● **RECORDED INFORMATION**
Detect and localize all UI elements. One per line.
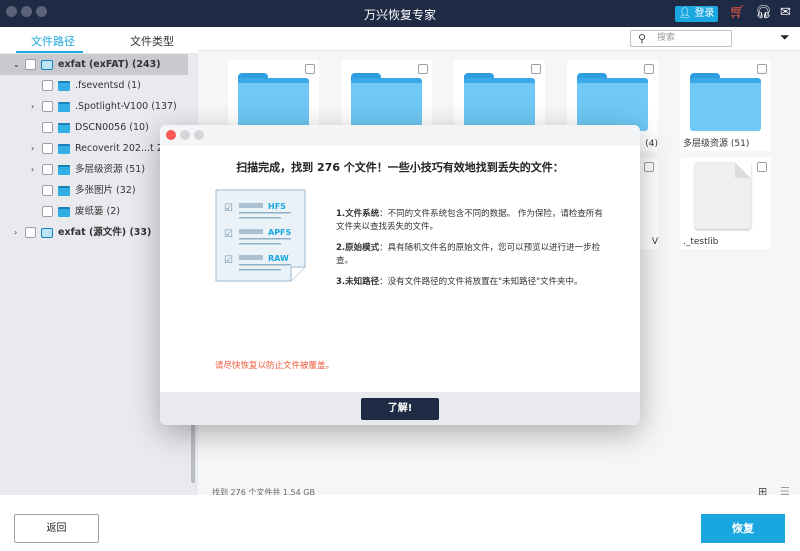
checkbox[interactable]: [42, 185, 53, 196]
fs-label: RAW: [268, 254, 289, 263]
chevron-right-icon[interactable]: ›: [31, 96, 34, 117]
tree-item-label: 废纸篓 (2): [75, 206, 120, 217]
bottom-bar: 返回 恢复: [0, 495, 800, 551]
tip-item: 2.原始模式：具有随机文件名的原始文件，您可以预览以进行进一步检查。: [336, 243, 601, 266]
folder-icon: [690, 73, 761, 131]
file-card[interactable]: 多层级资源 (51): [680, 60, 771, 151]
checkbox[interactable]: [42, 206, 53, 217]
checkbox-icon: ☑: [224, 203, 233, 214]
checkbox[interactable]: [757, 64, 767, 74]
active-tab-indicator: [16, 51, 83, 53]
tree-item-label: 多层级资源 (51): [75, 164, 146, 175]
tips-list: 1.文件系统：不同的文件系统包含不同的数据。 作为保险，请检查所有文件夹以查找丢…: [336, 208, 606, 297]
user-icon: 👤︎: [678, 8, 692, 19]
recover-button[interactable]: 恢复: [701, 514, 785, 543]
folder-icon: [58, 102, 70, 112]
folder-icon: [577, 73, 648, 131]
checkbox[interactable]: [42, 80, 53, 91]
folder-icon: [58, 207, 70, 217]
folder-icon: [58, 165, 70, 175]
search-placeholder: 搜索: [657, 33, 676, 43]
tree-item-label: .Spotlight-V100 (137): [75, 101, 177, 112]
chevron-right-icon[interactable]: ›: [31, 138, 34, 159]
drive-icon: [41, 228, 53, 238]
file-icon: [695, 162, 751, 229]
checkbox[interactable]: [531, 64, 541, 74]
tree-item-label: 多张图片 (32): [75, 185, 136, 196]
checkbox[interactable]: [418, 64, 428, 74]
folder-icon: [238, 73, 309, 131]
file-card[interactable]: ._testlib: [680, 158, 771, 249]
drive-icon: [41, 60, 53, 70]
checkbox-icon: ☑: [224, 255, 233, 266]
filesystem-checklist-illustration: ☑ HFS ☑ APFS ☑ RAW: [215, 189, 306, 282]
file-card-label: ._testlib: [683, 237, 719, 247]
folder-icon: [351, 73, 422, 131]
warning-text: 请尽快恢复以防止文件被覆盖。: [215, 361, 335, 371]
checkbox-icon: ☑: [224, 229, 233, 240]
folder-icon: [58, 186, 70, 196]
folder-icon: [58, 81, 70, 91]
tree-item-label: exfat (源文件) (33): [58, 227, 152, 238]
dialog-close-button[interactable]: [166, 130, 176, 140]
folder-icon: [464, 73, 535, 131]
back-button[interactable]: 返回: [14, 514, 99, 543]
tree-item[interactable]: › .Spotlight-V100 (137): [0, 96, 188, 117]
tab-file-type[interactable]: 文件类型: [130, 33, 174, 49]
checkbox[interactable]: [25, 227, 36, 238]
tip-item: 1.文件系统：不同的文件系统包含不同的数据。 作为保险，请检查所有文件夹以查找丢…: [336, 209, 603, 232]
checkbox[interactable]: [644, 64, 654, 74]
cart-icon[interactable]: 🛒︎: [729, 5, 746, 20]
dialog-heading: 扫描完成，找到 276 个文件！一些小技巧有效地找到丢失的文件：: [236, 161, 564, 174]
chevron-down-icon[interactable]: ⌄: [13, 54, 20, 75]
login-label: 登录: [694, 8, 715, 19]
dialog-zoom-button: [194, 130, 204, 140]
fs-label: APFS: [268, 228, 292, 237]
folder-icon: [58, 144, 70, 154]
filter-icon[interactable]: ⏷: [780, 30, 790, 45]
headset-icon[interactable]: 🎧︎: [755, 5, 772, 20]
checkbox[interactable]: [42, 101, 53, 112]
file-card-label: 多层级资源 (51): [683, 139, 750, 149]
checkbox[interactable]: [42, 122, 53, 133]
checkbox[interactable]: [644, 162, 654, 172]
fs-label: HFS: [268, 202, 286, 211]
tree-item[interactable]: ⌄ exfat (exFAT) (243): [0, 54, 188, 75]
tree-item-label: .fseventsd (1): [75, 80, 141, 91]
tab-file-path[interactable]: 文件路径: [31, 33, 75, 49]
folder-icon: [58, 123, 70, 133]
checkbox[interactable]: [25, 59, 36, 70]
title-bar: 万兴恢复专家 👤︎ 登录 🛒︎ 🎧︎ ✉: [0, 0, 800, 27]
checkbox[interactable]: [42, 164, 53, 175]
tree-item-label: exfat (exFAT) (243): [58, 59, 161, 70]
dialog-minimize-button: [180, 130, 190, 140]
got-it-button[interactable]: 了解!: [361, 398, 439, 420]
file-card-label: V: [651, 237, 658, 247]
tree-item-label: DSCN0056 (10): [75, 122, 149, 133]
tree-item[interactable]: .fseventsd (1): [0, 75, 188, 96]
login-button[interactable]: 👤︎ 登录: [675, 6, 718, 22]
checkbox[interactable]: [42, 143, 53, 154]
file-card-label: (4): [645, 139, 658, 149]
scan-complete-dialog: 扫描完成，找到 276 个文件！一些小技巧有效地找到丢失的文件： ☑ HFS ☑ AP…: [160, 125, 640, 425]
chevron-right-icon[interactable]: ›: [14, 222, 17, 243]
checkbox[interactable]: [757, 162, 767, 172]
search-input[interactable]: ⚲ 搜索: [630, 30, 732, 47]
search-icon: ⚲: [638, 32, 647, 45]
checkbox[interactable]: [305, 64, 315, 74]
mail-icon[interactable]: ✉: [780, 5, 791, 20]
chevron-right-icon[interactable]: ›: [31, 159, 34, 180]
tip-item: 3.未知路径：没有文件路径的文件将放置在"未知路径"文件夹中。: [336, 277, 583, 287]
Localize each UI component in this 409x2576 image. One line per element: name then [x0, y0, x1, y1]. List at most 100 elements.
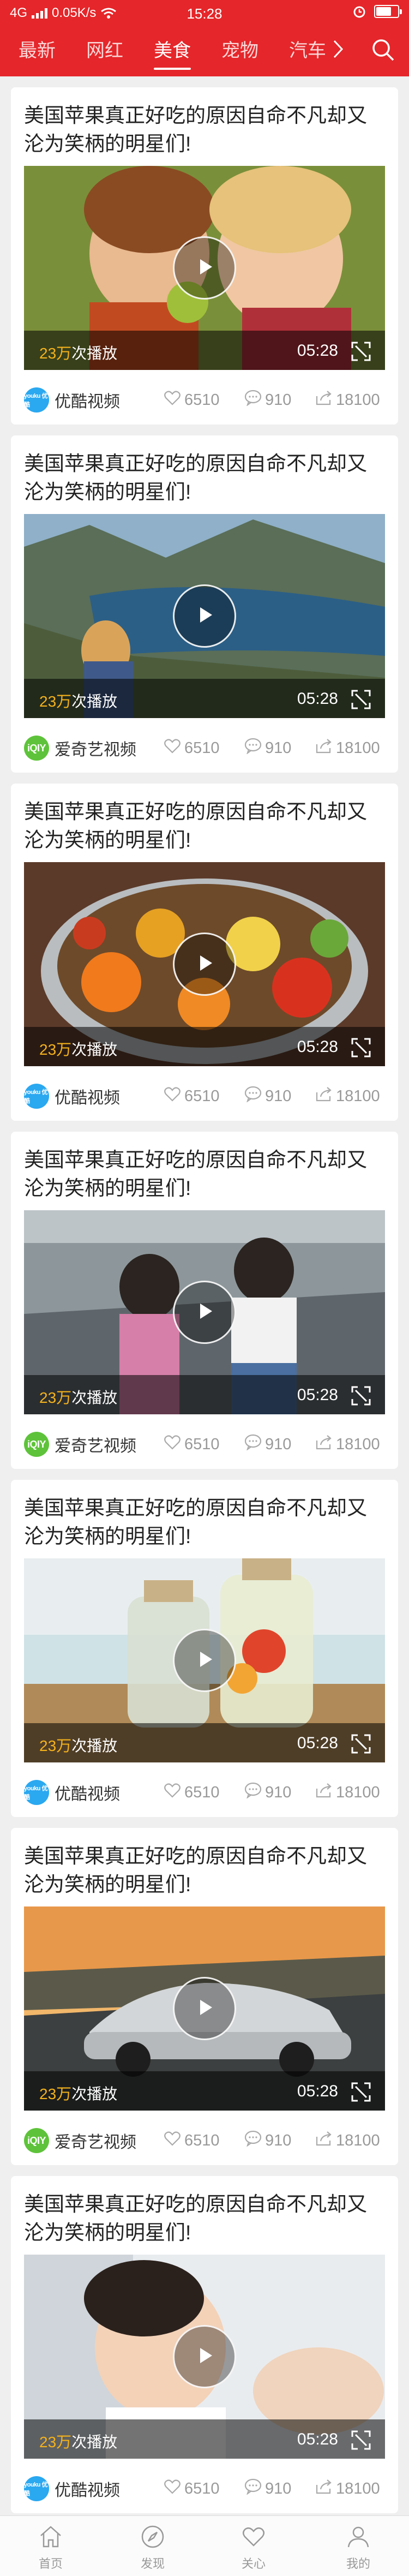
video-card[interactable]: 美国苹果真正好吃的原因自命不凡却又沦为笑柄的明星们! 23万次播放 05:28 you… [11, 1480, 398, 1817]
video-player[interactable]: 23万次播放 05:28 [24, 862, 385, 1066]
share-icon [315, 2130, 333, 2151]
comment-button[interactable]: 910 [244, 2478, 291, 2499]
share-icon [315, 2478, 333, 2499]
tab-pets[interactable]: 宠物 [221, 35, 258, 62]
youku-logo-icon: youku 优酷 [24, 1780, 49, 1805]
heart-icon [164, 2130, 181, 2151]
comment-button[interactable]: 910 [244, 390, 291, 410]
video-card[interactable]: 美国苹果真正好吃的原因自命不凡却又沦为笑柄的明星们! 23万次播放 05:28 you… [11, 2176, 398, 2513]
video-title[interactable]: 美国苹果真正好吃的原因自命不凡却又沦为笑柄的明星们! [24, 101, 384, 158]
video-title[interactable]: 美国苹果真正好吃的原因自命不凡却又沦为笑柄的明星们! [24, 1146, 384, 1203]
fullscreen-icon[interactable] [351, 2082, 371, 2102]
video-player[interactable]: 23万次播放 05:28 [24, 1906, 385, 2111]
more-tabs-button[interactable] [327, 35, 349, 63]
play-button[interactable] [173, 1281, 236, 1344]
comment-button[interactable]: 910 [244, 1086, 291, 1107]
video-source[interactable]: youku 优酷 优酷视频 [24, 1084, 120, 1109]
comment-count: 910 [265, 1435, 292, 1453]
like-count: 6510 [184, 1087, 220, 1105]
play-count: 23万次播放 [39, 1041, 118, 1058]
video-player[interactable]: 23万次播放 05:28 [24, 1558, 385, 1762]
play-count: 23万次播放 [39, 1389, 118, 1406]
comment-button[interactable]: 910 [244, 738, 291, 758]
video-title[interactable]: 美国苹果真正好吃的原因自命不凡却又沦为笑柄的明星们! [24, 1494, 384, 1551]
video-title[interactable]: 美国苹果真正好吃的原因自命不凡却又沦为笑柄的明星们! [24, 1842, 384, 1899]
comment-count: 910 [265, 1087, 292, 1105]
comment-button[interactable]: 910 [244, 2130, 291, 2151]
play-button[interactable] [173, 2325, 236, 2388]
share-button[interactable]: 18100 [315, 1782, 380, 1803]
video-card[interactable]: 美国苹果真正好吃的原因自命不凡却又沦为笑柄的明星们! 23万次播放 05:28 iQI… [11, 435, 398, 773]
video-card[interactable]: 美国苹果真正好吃的原因自命不凡却又沦为笑柄的明星们! 23万次播放 05:28 you… [11, 784, 398, 1121]
video-player[interactable]: 23万次播放 05:28 [24, 1210, 385, 1414]
fullscreen-icon[interactable] [351, 2430, 371, 2450]
tab-food[interactable]: 美食 [154, 35, 191, 70]
video-source[interactable]: iQIY 爱奇艺视频 [24, 736, 136, 761]
tab-latest[interactable]: 最新 [19, 35, 56, 62]
share-button[interactable]: 18100 [315, 738, 380, 758]
comment-count: 910 [265, 1783, 292, 1801]
video-card[interactable]: 美国苹果真正好吃的原因自命不凡却又沦为笑柄的明星们! 23万次播放 05:28 iQI… [11, 1828, 398, 2165]
like-button[interactable]: 6510 [164, 2478, 220, 2499]
tab-cars[interactable]: 汽车 [289, 35, 326, 62]
fullscreen-icon[interactable] [351, 1734, 371, 1754]
play-icon [193, 603, 216, 630]
comment-button[interactable]: 910 [244, 1782, 291, 1803]
nav-following[interactable]: 关心 [221, 2523, 286, 2572]
video-info-bar: 23万次播放 05:28 [24, 2071, 385, 2111]
nav-profile[interactable]: 我的 [326, 2523, 391, 2572]
video-source[interactable]: iQIY 爱奇艺视频 [24, 2128, 136, 2153]
video-source[interactable]: youku 优酷 优酷视频 [24, 387, 120, 413]
card-meta: iQIY 爱奇艺视频 6510 910 18100 [24, 730, 385, 763]
comment-icon [244, 2478, 262, 2499]
video-source[interactable]: iQIY 爱奇艺视频 [24, 1432, 136, 1457]
fullscreen-icon[interactable] [351, 1038, 371, 1057]
comment-button[interactable]: 910 [244, 1434, 291, 1455]
nav-discover[interactable]: 发现 [120, 2523, 185, 2572]
fullscreen-icon[interactable] [351, 690, 371, 709]
play-button[interactable] [173, 584, 236, 648]
like-button[interactable]: 6510 [164, 1086, 220, 1107]
tab-influencer[interactable]: 网红 [86, 35, 123, 62]
video-title[interactable]: 美国苹果真正好吃的原因自命不凡却又沦为笑柄的明星们! [24, 2190, 384, 2247]
like-button[interactable]: 6510 [164, 738, 220, 758]
play-count: 23万次播放 [39, 693, 118, 710]
play-button[interactable] [173, 1977, 236, 2040]
fullscreen-icon[interactable] [351, 342, 371, 361]
card-meta: iQIY 爱奇艺视频 6510 910 18100 [24, 1426, 385, 1459]
video-info-bar: 23万次播放 05:28 [24, 331, 385, 370]
video-title[interactable]: 美国苹果真正好吃的原因自命不凡却又沦为笑柄的明星们! [24, 798, 384, 854]
video-card[interactable]: 美国苹果真正好吃的原因自命不凡却又沦为笑柄的明星们! 23万次播放 05:28 iQI… [11, 1132, 398, 1469]
fullscreen-icon[interactable] [351, 1386, 371, 1406]
share-button[interactable]: 18100 [315, 1434, 380, 1455]
play-button[interactable] [173, 933, 236, 996]
like-button[interactable]: 6510 [164, 390, 220, 410]
comment-icon [244, 390, 262, 410]
play-count: 23万次播放 [39, 2434, 118, 2451]
share-button[interactable]: 18100 [315, 390, 380, 410]
video-title[interactable]: 美国苹果真正好吃的原因自命不凡却又沦为笑柄的明星们! [24, 450, 384, 506]
nav-home[interactable]: 首页 [18, 2523, 83, 2572]
video-source[interactable]: youku 优酷 优酷视频 [24, 2476, 120, 2501]
video-info-bar: 23万次播放 05:28 [24, 1375, 385, 1414]
play-count: 23万次播放 [39, 2085, 118, 2102]
like-button[interactable]: 6510 [164, 2130, 220, 2151]
like-count: 6510 [184, 739, 220, 757]
search-button[interactable] [368, 34, 398, 65]
video-card[interactable]: 美国苹果真正好吃的原因自命不凡却又沦为笑柄的明星们! 23万次播放 05:28 you… [11, 87, 398, 425]
play-icon [193, 1647, 216, 1674]
play-button[interactable] [173, 1629, 236, 1692]
share-button[interactable]: 18100 [315, 1086, 380, 1107]
video-source[interactable]: youku 优酷 优酷视频 [24, 1780, 120, 1805]
share-count: 18100 [336, 1087, 380, 1105]
video-player[interactable]: 23万次播放 05:28 [24, 2255, 385, 2459]
share-button[interactable]: 18100 [315, 2130, 380, 2151]
video-player[interactable]: 23万次播放 05:28 [24, 514, 385, 718]
like-button[interactable]: 6510 [164, 1782, 220, 1803]
share-button[interactable]: 18100 [315, 2478, 380, 2499]
play-button[interactable] [173, 236, 236, 300]
iqiyi-logo-icon: iQIY [24, 1432, 49, 1457]
home-icon [40, 2526, 61, 2548]
video-player[interactable]: 23万次播放 05:28 [24, 166, 385, 370]
like-button[interactable]: 6510 [164, 1434, 220, 1455]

● **WHAT THIS TASK INVOLVES**
Print the data from the line with "checkbox[interactable]: [42, 185, 53, 196]" to the line with "drive-icon: [41, 60, 53, 70]", reproducing each line without any change.

● **EXERCISE SOLUTION**
checkbox[interactable]: [42, 185, 53, 196]
fs-label: RAW: [268, 254, 289, 263]
chevron-right-icon[interactable]: ›: [31, 96, 34, 117]
tree-item-label: 废纸篓 (2): [75, 206, 120, 217]
bottom-bar: 返回 恢复: [0, 495, 800, 551]
tip-item: 2.原始模式：具有随机文件名的原始文件，您可以预览以进行进一步检查。: [336, 243, 601, 266]
folder-icon: [690, 73, 761, 131]
file-card[interactable]: 多层级资源 (51): [680, 60, 771, 151]
checkbox[interactable]: [42, 206, 53, 217]
checkbox-icon: ☑: [224, 203, 233, 214]
checkbox[interactable]: [757, 64, 767, 74]
active-tab-indicator: [16, 51, 83, 53]
tree-item-label: 多层级资源 (51): [75, 164, 146, 175]
tips-list: 1.文件系统：不同的文件系统包含不同的数据。 作为保险，请检查所有文件夹以查找丢…: [336, 208, 606, 297]
user-icon: 👤︎: [678, 8, 692, 19]
recover-button[interactable]: 恢复: [701, 514, 785, 543]
folder-icon: [58, 102, 70, 112]
folder-icon: [577, 73, 648, 131]
checkbox[interactable]: [42, 80, 53, 91]
folder-icon: [58, 207, 70, 217]
folder-icon: [58, 165, 70, 175]
search-placeholder: 搜索: [657, 33, 676, 43]
tree-item-label: .Spotlight-V100 (137): [75, 101, 177, 112]
chevron-right-icon[interactable]: ›: [31, 138, 34, 159]
drive-icon: [41, 228, 53, 238]
file-icon: [695, 162, 751, 229]
checkbox[interactable]: [531, 64, 541, 74]
tree-item-label: 多张图片 (32): [75, 185, 136, 196]
checkbox[interactable]: [418, 64, 428, 74]
folder-icon: [238, 73, 309, 131]
file-card[interactable]: ._testlib: [680, 158, 771, 249]
drive-icon: [41, 60, 53, 70]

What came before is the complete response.